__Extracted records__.
::::

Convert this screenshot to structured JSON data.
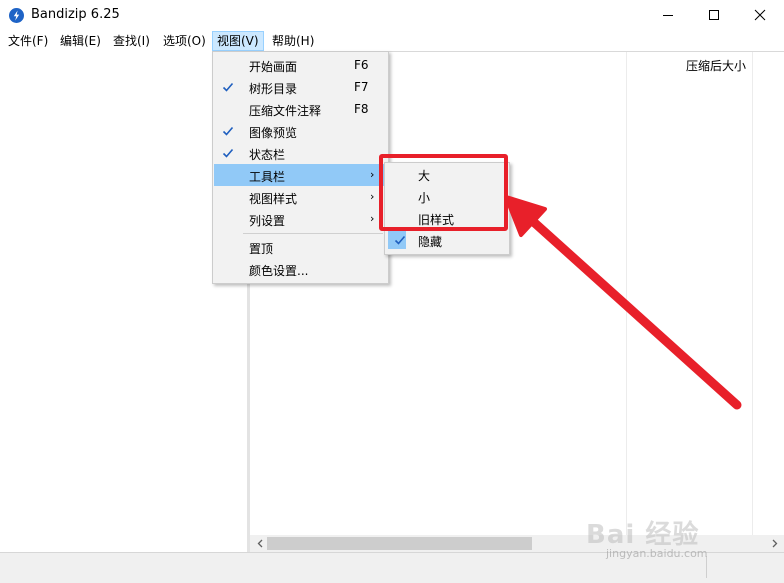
{
  "window": {
    "title": "Bandizip 6.25",
    "icon": "bandizip-logo-icon"
  },
  "menubar": {
    "items": [
      "文件(F)",
      "编辑(E)",
      "查找(I)",
      "选项(O)",
      "视图(V)",
      "帮助(H)"
    ],
    "active": "视图(V)"
  },
  "file_list": {
    "column_header": "压缩后大小"
  },
  "view_menu": {
    "items": [
      {
        "label": "开始画面",
        "shortcut": "F6",
        "checked": false
      },
      {
        "label": "树形目录",
        "shortcut": "F7",
        "checked": true
      },
      {
        "label": "压缩文件注释",
        "shortcut": "F8",
        "checked": false
      },
      {
        "label": "图像预览",
        "shortcut": "",
        "checked": true
      },
      {
        "label": "状态栏",
        "shortcut": "",
        "checked": true
      },
      {
        "label": "工具栏",
        "submenu": true,
        "highlighted": true
      },
      {
        "label": "视图样式",
        "submenu": true
      },
      {
        "label": "列设置",
        "submenu": true
      },
      {
        "label": "置顶"
      },
      {
        "label": "颜色设置..."
      }
    ]
  },
  "toolbar_submenu": {
    "items": [
      {
        "label": "大",
        "checked": false
      },
      {
        "label": "小",
        "checked": false
      },
      {
        "label": "旧样式",
        "checked": false
      },
      {
        "label": "隐藏",
        "checked": true
      }
    ]
  },
  "annotation": {
    "color": "#e8202a"
  },
  "watermark": {
    "text": "Bai 经验",
    "url": "jingyan.baidu.com"
  },
  "colors": {
    "menu_highlight": "#91c9f7",
    "accent": "#1e63c6"
  }
}
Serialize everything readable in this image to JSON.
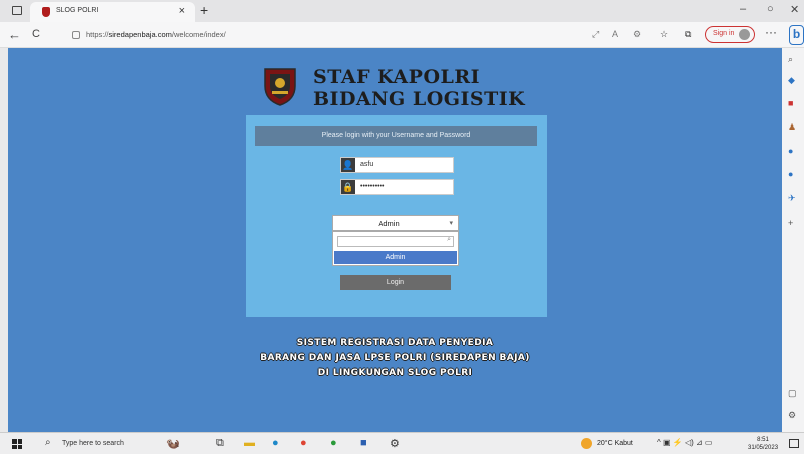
{
  "browser": {
    "tab_title": "SLOG POLRI",
    "tab_close": "×",
    "new_tab": "+",
    "url_prefix": "https://",
    "url_host": "siredapenbaja.com",
    "url_path": "/welcome/index/",
    "sign_in": "Sign in",
    "menu": "···",
    "bing": "b",
    "window_controls": {
      "minimize": "–",
      "maximize": "○",
      "close": "✕"
    },
    "nav": {
      "back": "←",
      "refresh": "C"
    }
  },
  "header": {
    "line1": "STAF KAPOLRI",
    "line2": "BIDANG LOGISTIK"
  },
  "login": {
    "prompt": "Please login with your Username and Password",
    "username": "asfu",
    "password": "••••••••••",
    "role_selected": "Admin",
    "dropdown_option": "Admin",
    "button": "Login"
  },
  "footer": {
    "line1": "SISTEM REGISTRASI DATA PENYEDIA",
    "line2": "BARANG DAN JASA LPSE POLRI (SIREDAPEN BAJA)",
    "line3": "DI LINGKUNGAN SLOG POLRI"
  },
  "taskbar": {
    "search_placeholder": "Type here to search",
    "weather": "20°C Kabut",
    "time": "8:51",
    "date": "31/05/2023"
  },
  "colors": {
    "page_bg": "#4b85c6",
    "panel_bg": "#6ab6e5",
    "panel_header": "#5f7f9d",
    "selected_option": "#4a7ac9",
    "login_button": "#6b6b6b"
  }
}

::::

__Problem to work on__. Quote the preceding records in their entirety, excluding every picture.

__Output for this exercise__.
Convert this screenshot to structured JSON data.
{
  "window": {
    "title": "Bandizip 6.25",
    "icon": "bandizip-logo-icon"
  },
  "menubar": {
    "items": [
      "文件(F)",
      "编辑(E)",
      "查找(I)",
      "选项(O)",
      "视图(V)",
      "帮助(H)"
    ],
    "active": "视图(V)"
  },
  "file_list": {
    "column_header": "压缩后大小"
  },
  "view_menu": {
    "items": [
      {
        "label": "开始画面",
        "shortcut": "F6",
        "checked": false
      },
      {
        "label": "树形目录",
        "shortcut": "F7",
        "checked": true
      },
      {
        "label": "压缩文件注释",
        "shortcut": "F8",
        "checked": false
      },
      {
        "label": "图像预览",
        "shortcut": "",
        "checked": true
      },
      {
        "label": "状态栏",
        "shortcut": "",
        "checked": true
      },
      {
        "label": "工具栏",
        "submenu": true,
        "highlighted": true
      },
      {
        "label": "视图样式",
        "submenu": true
      },
      {
        "label": "列设置",
        "submenu": true
      },
      {
        "label": "置顶"
      },
      {
        "label": "颜色设置..."
      }
    ]
  },
  "toolbar_submenu": {
    "items": [
      {
        "label": "大",
        "checked": false
      },
      {
        "label": "小",
        "checked": false
      },
      {
        "label": "旧样式",
        "checked": false
      },
      {
        "label": "隐藏",
        "checked": true
      }
    ]
  },
  "annotation": {
    "color": "#e8202a"
  },
  "watermark": {
    "text": "Bai 经验",
    "url": "jingyan.baidu.com"
  },
  "colors": {
    "menu_highlight": "#91c9f7",
    "accent": "#1e63c6"
  }
}
Serialize everything readable in this image to JSON.
{
  "browser": {
    "tab_title": "SLOG POLRI",
    "tab_close": "×",
    "new_tab": "+",
    "url_prefix": "https://",
    "url_host": "siredapenbaja.com",
    "url_path": "/welcome/index/",
    "sign_in": "Sign in",
    "menu": "···",
    "bing": "b",
    "window_controls": {
      "minimize": "–",
      "maximize": "○",
      "close": "✕"
    },
    "nav": {
      "back": "←",
      "refresh": "C"
    }
  },
  "header": {
    "line1": "STAF KAPOLRI",
    "line2": "BIDANG LOGISTIK"
  },
  "login": {
    "prompt": "Please login with your Username and Password",
    "username": "asfu",
    "password": "••••••••••",
    "role_selected": "Admin",
    "dropdown_option": "Admin",
    "button": "Login"
  },
  "footer": {
    "line1": "SISTEM REGISTRASI DATA PENYEDIA",
    "line2": "BARANG DAN JASA LPSE POLRI (SIREDAPEN BAJA)",
    "line3": "DI LINGKUNGAN SLOG POLRI"
  },
  "taskbar": {
    "search_placeholder": "Type here to search",
    "weather": "20°C Kabut",
    "time": "8:51",
    "date": "31/05/2023"
  },
  "colors": {
    "page_bg": "#4b85c6",
    "panel_bg": "#6ab6e5",
    "panel_header": "#5f7f9d",
    "selected_option": "#4a7ac9",
    "login_button": "#6b6b6b"
  }
}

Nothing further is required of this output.